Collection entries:
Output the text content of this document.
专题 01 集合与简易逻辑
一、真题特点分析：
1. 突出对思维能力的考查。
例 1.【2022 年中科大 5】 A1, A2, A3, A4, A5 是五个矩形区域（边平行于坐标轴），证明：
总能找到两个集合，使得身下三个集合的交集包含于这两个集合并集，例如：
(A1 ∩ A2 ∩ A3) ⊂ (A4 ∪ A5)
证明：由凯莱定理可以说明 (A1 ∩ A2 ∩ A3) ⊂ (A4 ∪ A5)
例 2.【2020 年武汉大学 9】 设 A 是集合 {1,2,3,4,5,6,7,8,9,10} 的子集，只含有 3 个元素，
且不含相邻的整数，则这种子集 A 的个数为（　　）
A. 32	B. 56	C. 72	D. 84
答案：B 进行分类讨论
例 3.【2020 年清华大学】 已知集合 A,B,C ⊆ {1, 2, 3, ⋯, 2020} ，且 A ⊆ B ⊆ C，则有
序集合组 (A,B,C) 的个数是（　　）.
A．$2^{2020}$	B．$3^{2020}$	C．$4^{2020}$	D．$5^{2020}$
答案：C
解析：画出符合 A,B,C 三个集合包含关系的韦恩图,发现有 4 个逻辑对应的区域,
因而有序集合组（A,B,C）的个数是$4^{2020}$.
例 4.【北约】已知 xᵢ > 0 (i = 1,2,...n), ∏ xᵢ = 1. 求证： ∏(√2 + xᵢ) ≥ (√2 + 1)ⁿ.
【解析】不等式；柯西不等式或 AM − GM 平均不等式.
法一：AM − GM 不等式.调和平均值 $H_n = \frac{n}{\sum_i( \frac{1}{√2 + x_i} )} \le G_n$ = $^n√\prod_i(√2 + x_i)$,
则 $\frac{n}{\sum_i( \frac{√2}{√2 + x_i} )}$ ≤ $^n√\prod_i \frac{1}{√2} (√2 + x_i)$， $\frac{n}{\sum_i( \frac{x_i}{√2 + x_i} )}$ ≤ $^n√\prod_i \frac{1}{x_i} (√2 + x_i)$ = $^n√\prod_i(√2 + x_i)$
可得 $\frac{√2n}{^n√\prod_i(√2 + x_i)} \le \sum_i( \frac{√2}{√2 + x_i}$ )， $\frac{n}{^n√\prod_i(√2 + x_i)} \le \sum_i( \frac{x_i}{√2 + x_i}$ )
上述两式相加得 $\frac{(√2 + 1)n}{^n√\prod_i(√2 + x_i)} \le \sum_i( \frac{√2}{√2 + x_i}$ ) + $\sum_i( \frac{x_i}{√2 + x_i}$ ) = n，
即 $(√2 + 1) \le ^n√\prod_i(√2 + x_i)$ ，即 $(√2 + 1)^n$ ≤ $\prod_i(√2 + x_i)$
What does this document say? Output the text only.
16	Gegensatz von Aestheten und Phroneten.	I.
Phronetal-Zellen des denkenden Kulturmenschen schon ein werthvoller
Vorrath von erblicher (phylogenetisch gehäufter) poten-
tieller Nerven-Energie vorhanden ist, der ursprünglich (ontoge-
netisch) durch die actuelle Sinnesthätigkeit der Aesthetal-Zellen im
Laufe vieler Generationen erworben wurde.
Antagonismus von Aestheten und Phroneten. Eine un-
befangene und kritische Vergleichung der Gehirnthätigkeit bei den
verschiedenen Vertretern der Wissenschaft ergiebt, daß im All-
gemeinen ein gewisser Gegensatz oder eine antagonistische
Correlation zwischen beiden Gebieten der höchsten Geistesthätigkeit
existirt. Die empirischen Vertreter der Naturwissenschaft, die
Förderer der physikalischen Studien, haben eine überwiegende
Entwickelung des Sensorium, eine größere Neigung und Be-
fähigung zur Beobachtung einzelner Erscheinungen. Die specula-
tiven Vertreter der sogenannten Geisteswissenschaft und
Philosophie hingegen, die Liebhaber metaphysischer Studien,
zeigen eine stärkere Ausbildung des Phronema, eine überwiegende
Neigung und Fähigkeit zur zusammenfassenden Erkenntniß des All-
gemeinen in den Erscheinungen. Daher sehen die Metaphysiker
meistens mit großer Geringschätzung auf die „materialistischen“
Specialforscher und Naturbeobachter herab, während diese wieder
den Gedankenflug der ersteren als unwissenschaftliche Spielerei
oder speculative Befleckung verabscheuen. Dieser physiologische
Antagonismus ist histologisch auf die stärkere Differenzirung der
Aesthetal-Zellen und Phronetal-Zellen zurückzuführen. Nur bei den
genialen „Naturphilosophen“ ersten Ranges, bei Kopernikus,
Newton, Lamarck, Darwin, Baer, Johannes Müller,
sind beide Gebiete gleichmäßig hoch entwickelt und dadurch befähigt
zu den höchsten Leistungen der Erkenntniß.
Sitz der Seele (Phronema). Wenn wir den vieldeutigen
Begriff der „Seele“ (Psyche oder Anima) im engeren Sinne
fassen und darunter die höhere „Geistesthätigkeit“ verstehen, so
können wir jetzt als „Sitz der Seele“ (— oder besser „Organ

Work to be completed:
How many of the lines above hold "gemeinen"? Answer with only the number.

Worked answer:
2